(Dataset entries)

◇ ◇ ◇ ◇ ◇

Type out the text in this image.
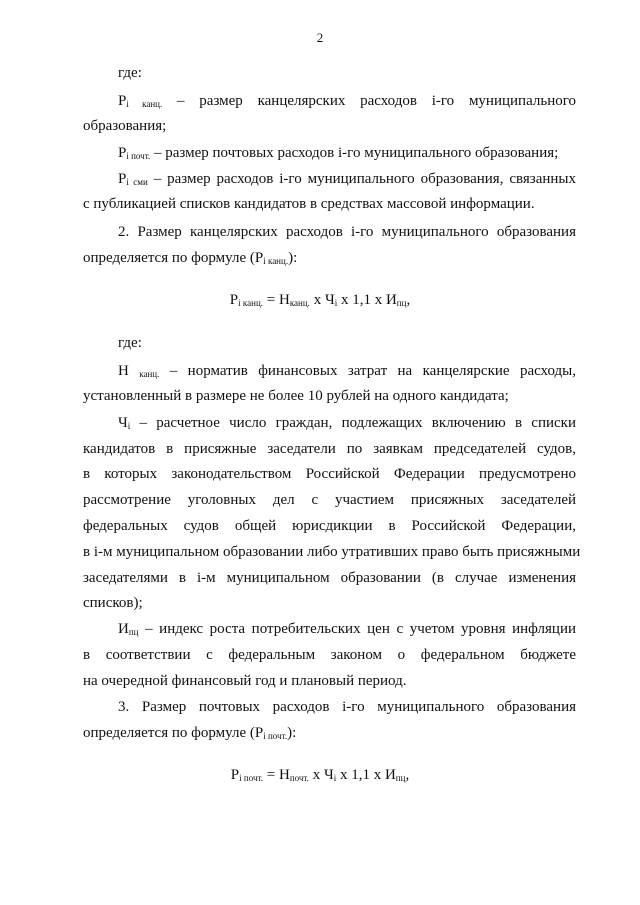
2
где:
$Р_{i канц.}$ – размер канцелярских расходов i-го муниципального
образования;
$Р_{i почт.}$ – размер почтовых расходов i-го муниципального образования;
$Р_{i сми}$ – размер расходов i-го муниципального образования, связанных
с публикацией списков кандидатов в средствах массовой информации.
2. Размер канцелярских расходов i-го муниципального образования
определяется по формуле $(Р_{i канц.})$:
$Р_{i канц.} = Н_{канц.}$ х $Ч_i$ х 1,1 х $И_{пц}$,
где:
Н $_{канц.}$ – норматив финансовых затрат на канцелярские расходы,
установленный в размере не более 10 рублей на одного кандидата;
$Ч_i$ – расчетное число граждан, подлежащих включению в списки
кандидатов в присяжные заседатели по заявкам председателей судов,
в которых законодательством Российской Федерации предусмотрено
рассмотрение уголовных дел с участием присяжных заседателей
федеральных судов общей юрисдикции в Российской Федерации,
в i-м муниципальном образовании либо утративших право быть присяжными
заседателями в i-м муниципальном образовании (в случае изменения
списков);
$И_{пц}$ – индекс роста потребительских цен с учетом уровня инфляции
в соответствии с федеральным законом о федеральном бюджете
на очередной финансовый год и плановый период.
3. Размер почтовых расходов i-го муниципального образования
определяется по формуле $(Р_{i почт.})$:
$Р_{i почт.} = Н_{почт.}$ х $Ч_i$ х 1,1 х $И_{пц}$,
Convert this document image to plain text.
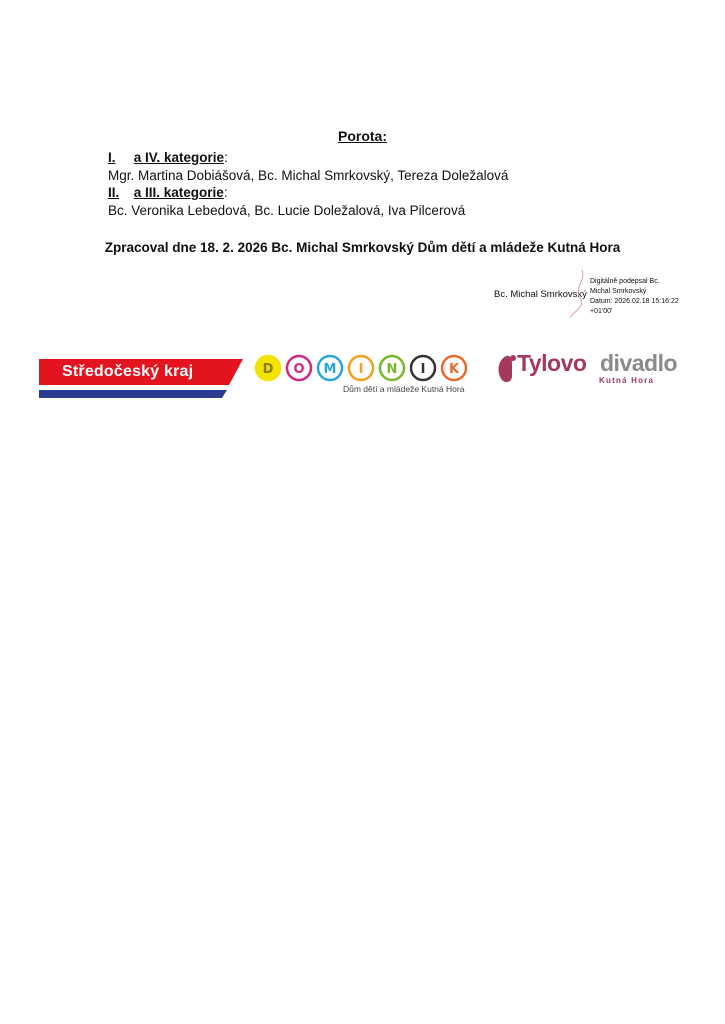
Porota:
I. a IV. kategorie:
Mgr. Martina Dobiášová, Bc. Michal Smrkovský, Tereza Doležalová
II. a III. kategorie:
Bc. Veronika Lebedová, Bc. Lucie Doležalová, Iva Pilcerová
Zpracoval dne 18. 2. 2026 Bc. Michal Smrkovský Dům dětí a mládeže Kutná Hora
Bc. Michal Smrkovský
Digitálně podepsal Bc.
Michal Smrkovský
Datum: 2026.02.18 15:16:22
+01'00'
Středočeský kraj	D O M I N I K
Dům dětí a mládeže Kutná Hora
Tylovo divadlo
Kutná Hora
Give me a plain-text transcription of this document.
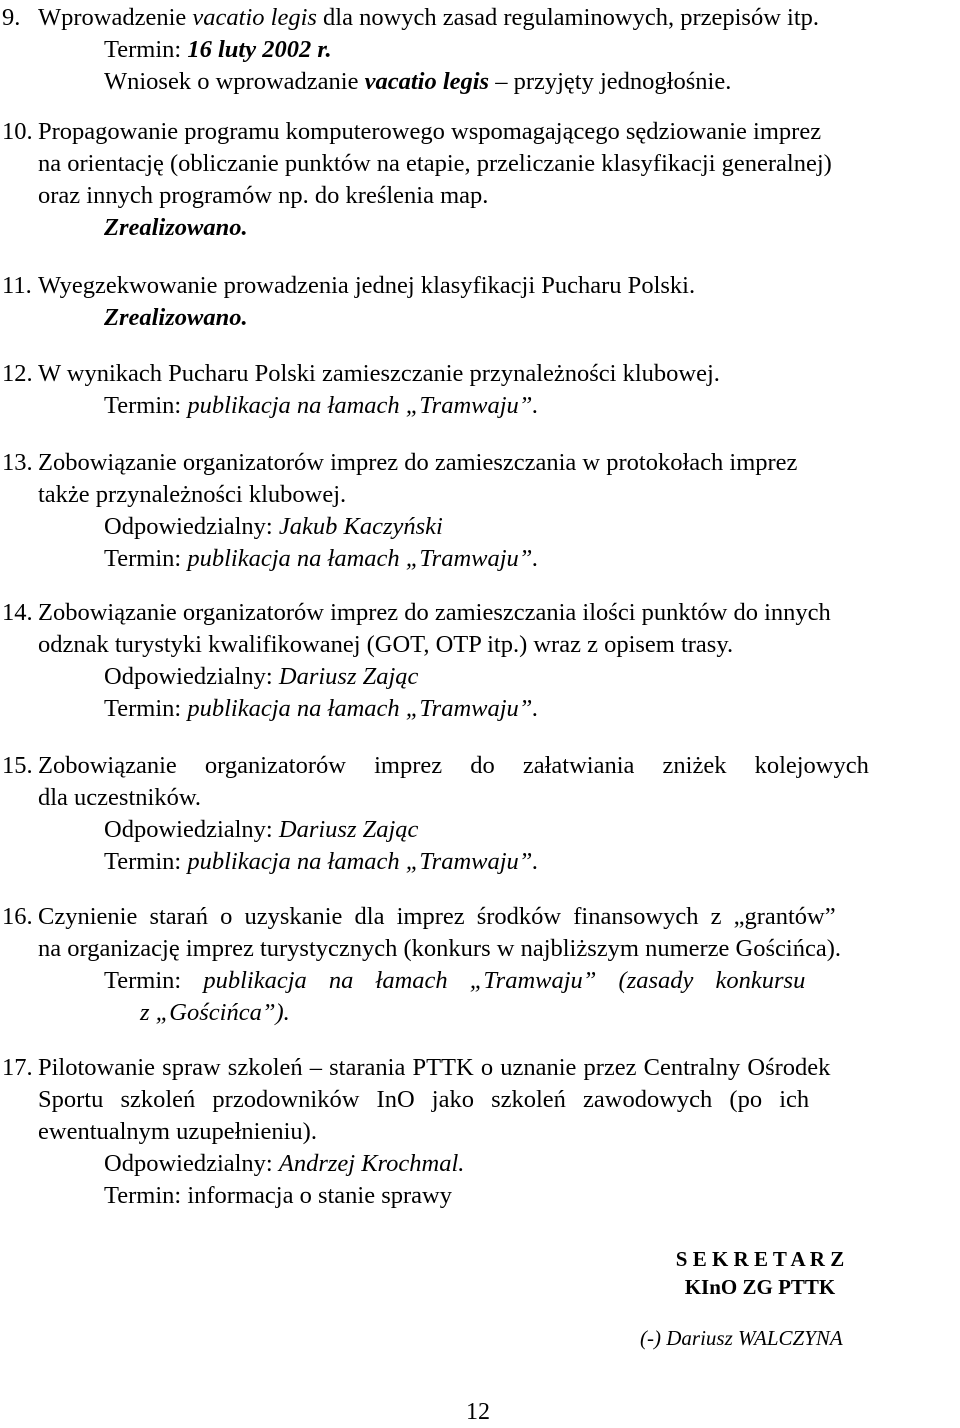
9. Wprowadzenie vacatio legis dla nowych zasad regulaminowych, przepisów itp.
Termin: 16 luty 2002 r.
Wniosek o wprowadzanie vacatio legis – przyjęty jednogłośnie.
10. Propagowanie programu komputerowego wspomagającego sędziowanie imprez
na orientację (obliczanie punktów na etapie, przeliczanie klasyfikacji generalnej)
oraz innych programów np. do kreślenia map.
Zrealizowano.
11. Wyegzekwowanie prowadzenia jednej klasyfikacji Pucharu Polski.
Zrealizowano.
12. W wynikach Pucharu Polski zamieszczanie przynależności klubowej.
Termin: publikacja na łamach „Tramwaju”.
13. Zobowiązanie organizatorów imprez do zamieszczania w protokołach imprez
także przynależności klubowej.
Odpowiedzialny: Jakub Kaczyński
Termin: publikacja na łamach „Tramwaju”.
14. Zobowiązanie organizatorów imprez do zamieszczania ilości punktów do innych
odznak turystyki kwalifikowanej (GOT, OTP itp.) wraz z opisem trasy.
Odpowiedzialny: Dariusz Zając
Termin: publikacja na łamach „Tramwaju”.
15. Zobowiązanie organizatorów imprez do załatwiania zniżek kolejowych
dla uczestników.
Odpowiedzialny: Dariusz Zając
Termin: publikacja na łamach „Tramwaju”.
16. Czynienie starań o uzyskanie dla imprez środków finansowych z „grantów”
na organizację imprez turystycznych (konkurs w najbliższym numerze Gościńca).
Termin: publikacja na łamach „Tramwaju” (zasady konkursu
z „Gościńca”).
17. Pilotowanie spraw szkoleń – starania PTTK o uznanie przez Centralny Ośrodek
Sportu szkoleń przodowników InO jako szkoleń zawodowych (po ich
ewentualnym uzupełnieniu).
Odpowiedzialny: Andrzej Krochmal.
Termin: informacja o stanie sprawy
S E K R E T A R Z
KInO ZG PTTK
(-) Dariusz WALCZYNA
12
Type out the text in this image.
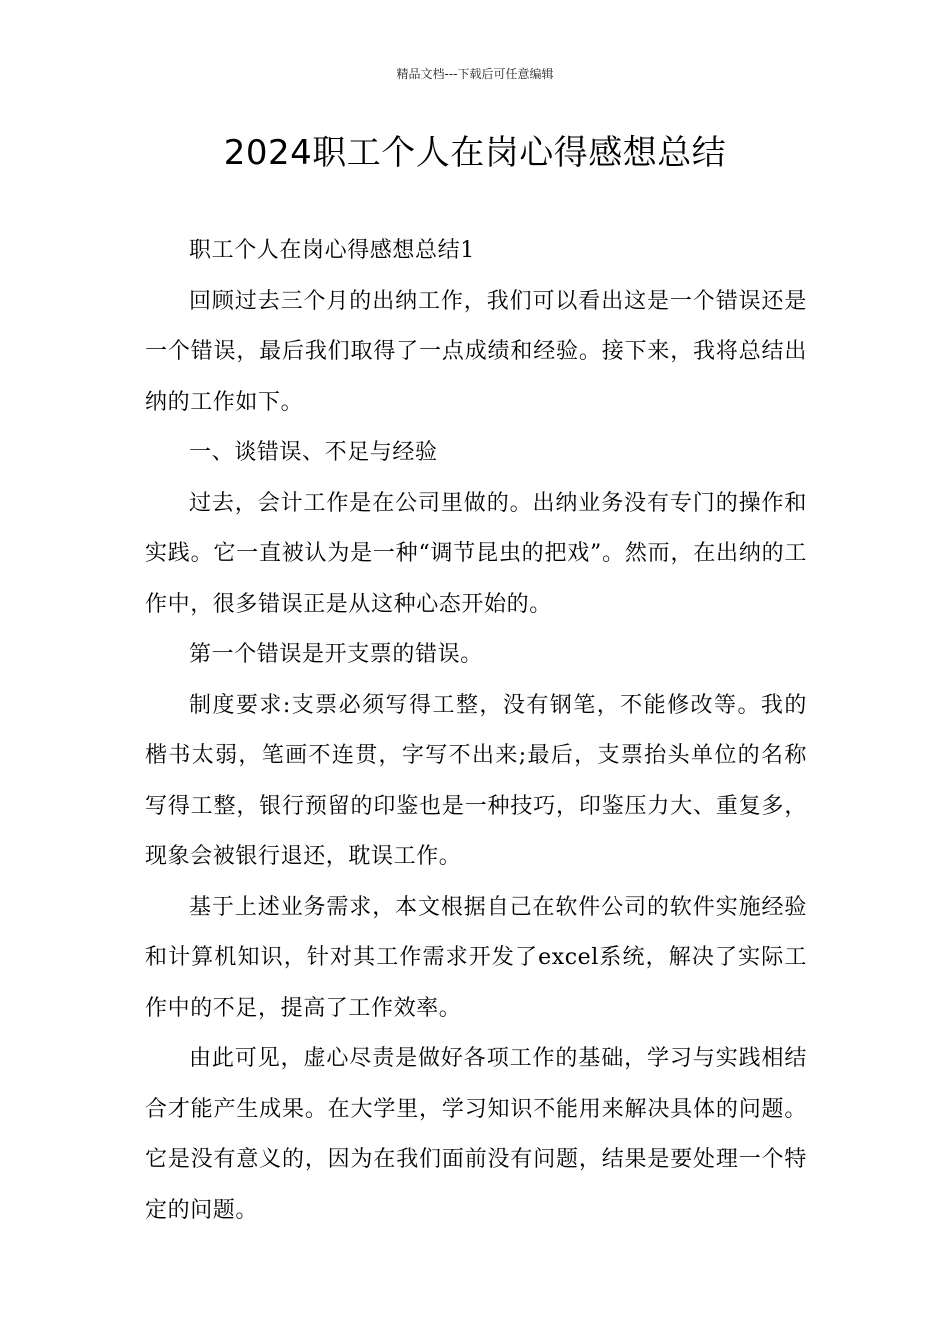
精品文档---下载后可任意编辑
2024职工个人在岗心得感想总结

职工个人在岗心得感想总结1

回顾过去三个月的出纳工作，我们可以看出这是一个错误还是一个错误，最后我们取得了一点成绩和经验。接下来，我将总结出纳的工作如下。

一、谈错误、不足与经验

过去，会计工作是在公司里做的。出纳业务没有专门的操作和实践。它一直被认为是一种“调节昆虫的把戏”。然而，在出纳的工作中，很多错误正是从这种心态开始的。

第一个错误是开支票的错误。

制度要求:支票必须写得工整，没有钢笔，不能修改等。我的楷书太弱，笔画不连贯，字写不出来;最后，支票抬头单位的名称写得工整，银行预留的印鉴也是一种技巧，印鉴压力大、重复多，现象会被银行退还，耽误工作。

基于上述业务需求，本文根据自己在软件公司的软件实施经验和计算机知识，针对其工作需求开发了excel系统，解决了实际工作中的不足，提高了工作效率。

由此可见，虚心尽责是做好各项工作的基础，学习与实践相结合才能产生成果。在大学里，学习知识不能用来解决具体的问题。它是没有意义的，因为在我们面前没有问题，结果是要处理一个特定的问题。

◇ ◇ ◇ ◇ ◇

- _Goal_
Copy out each line word for word, please, skipping the images.

- _Result_
Type out the text in this image.
2
где:
$Р_{i канц.}$ – размер канцелярских расходов i-го муниципального
образования;
$Р_{i почт.}$ – размер почтовых расходов i-го муниципального образования;
$Р_{i сми}$ – размер расходов i-го муниципального образования, связанных
с публикацией списков кандидатов в средствах массовой информации.
2. Размер канцелярских расходов i-го муниципального образования
определяется по формуле $(Р_{i канц.})$:
$Р_{i канц.} = Н_{канц.}$ х $Ч_i$ х 1,1 х $И_{пц}$,
где:
Н $_{канц.}$ – норматив финансовых затрат на канцелярские расходы,
установленный в размере не более 10 рублей на одного кандидата;
$Ч_i$ – расчетное число граждан, подлежащих включению в списки
кандидатов в присяжные заседатели по заявкам председателей судов,
в которых законодательством Российской Федерации предусмотрено
рассмотрение уголовных дел с участием присяжных заседателей
федеральных судов общей юрисдикции в Российской Федерации,
в i-м муниципальном образовании либо утративших право быть присяжными
заседателями в i-м муниципальном образовании (в случае изменения
списков);
$И_{пц}$ – индекс роста потребительских цен с учетом уровня инфляции
в соответствии с федеральным законом о федеральном бюджете
на очередной финансовый год и плановый период.
3. Размер почтовых расходов i-го муниципального образования
определяется по формуле $(Р_{i почт.})$:
$Р_{i почт.} = Н_{почт.}$ х $Ч_i$ х 1,1 х $И_{пц}$,
Convert this document image to plain text.
Porota:
I. a IV. kategorie:
Mgr. Martina Dobiášová, Bc. Michal Smrkovský, Tereza Doležalová
II. a III. kategorie:
Bc. Veronika Lebedová, Bc. Lucie Doležalová, Iva Pilcerová
Zpracoval dne 18. 2. 2026 Bc. Michal Smrkovský Dům dětí a mládeže Kutná Hora
Bc. Michal Smrkovský
Digitálně podepsal Bc.
Michal Smrkovský
Datum: 2026.02.18 15:16:22
+01'00'
Středočeský kraj	D O M I N I K
Dům dětí a mládeže Kutná Hora
Tylovo divadlo
Kutná Hora
Give me a plain-text transcription of this document.
9. Wprowadzenie vacatio legis dla nowych zasad regulaminowych, przepisów itp.
Termin: 16 luty 2002 r.
Wniosek o wprowadzanie vacatio legis – przyjęty jednogłośnie.
10. Propagowanie programu komputerowego wspomagającego sędziowanie imprez
na orientację (obliczanie punktów na etapie, przeliczanie klasyfikacji generalnej)
oraz innych programów np. do kreślenia map.
Zrealizowano.
11. Wyegzekwowanie prowadzenia jednej klasyfikacji Pucharu Polski.
Zrealizowano.
12. W wynikach Pucharu Polski zamieszczanie przynależności klubowej.
Termin: publikacja na łamach „Tramwaju”.
13. Zobowiązanie organizatorów imprez do zamieszczania w protokołach imprez
także przynależności klubowej.
Odpowiedzialny: Jakub Kaczyński
Termin: publikacja na łamach „Tramwaju”.
14. Zobowiązanie organizatorów imprez do zamieszczania ilości punktów do innych
odznak turystyki kwalifikowanej (GOT, OTP itp.) wraz z opisem trasy.
Odpowiedzialny: Dariusz Zając
Termin: publikacja na łamach „Tramwaju”.
15. Zobowiązanie organizatorów imprez do załatwiania zniżek kolejowych
dla uczestników.
Odpowiedzialny: Dariusz Zając
Termin: publikacja na łamach „Tramwaju”.
16. Czynienie starań o uzyskanie dla imprez środków finansowych z „grantów”
na organizację imprez turystycznych (konkurs w najbliższym numerze Gościńca).
Termin: publikacja na łamach „Tramwaju” (zasady konkursu
z „Gościńca”).
17. Pilotowanie spraw szkoleń – starania PTTK o uznanie przez Centralny Ośrodek
Sportu szkoleń przodowników InO jako szkoleń zawodowych (po ich
ewentualnym uzupełnieniu).
Odpowiedzialny: Andrzej Krochmal.
Termin: informacja o stanie sprawy
S E K R E T A R Z
KInO ZG PTTK
(-) Dariusz WALCZYNA
12
Type out the text in this image.
精品文档---下载后可任意编辑
2024职工个人在岗心得感想总结

职工个人在岗心得感想总结1

回顾过去三个月的出纳工作，我们可以看出这是一个错误还是一个错误，最后我们取得了一点成绩和经验。接下来，我将总结出纳的工作如下。

一、谈错误、不足与经验

过去，会计工作是在公司里做的。出纳业务没有专门的操作和实践。它一直被认为是一种“调节昆虫的把戏”。然而，在出纳的工作中，很多错误正是从这种心态开始的。

第一个错误是开支票的错误。

制度要求:支票必须写得工整，没有钢笔，不能修改等。我的楷书太弱，笔画不连贯，字写不出来;最后，支票抬头单位的名称写得工整，银行预留的印鉴也是一种技巧，印鉴压力大、重复多，现象会被银行退还，耽误工作。

基于上述业务需求，本文根据自己在软件公司的软件实施经验和计算机知识，针对其工作需求开发了excel系统，解决了实际工作中的不足，提高了工作效率。

由此可见，虚心尽责是做好各项工作的基础，学习与实践相结合才能产生成果。在大学里，学习知识不能用来解决具体的问题。它是没有意义的，因为在我们面前没有问题，结果是要处理一个特定的问题。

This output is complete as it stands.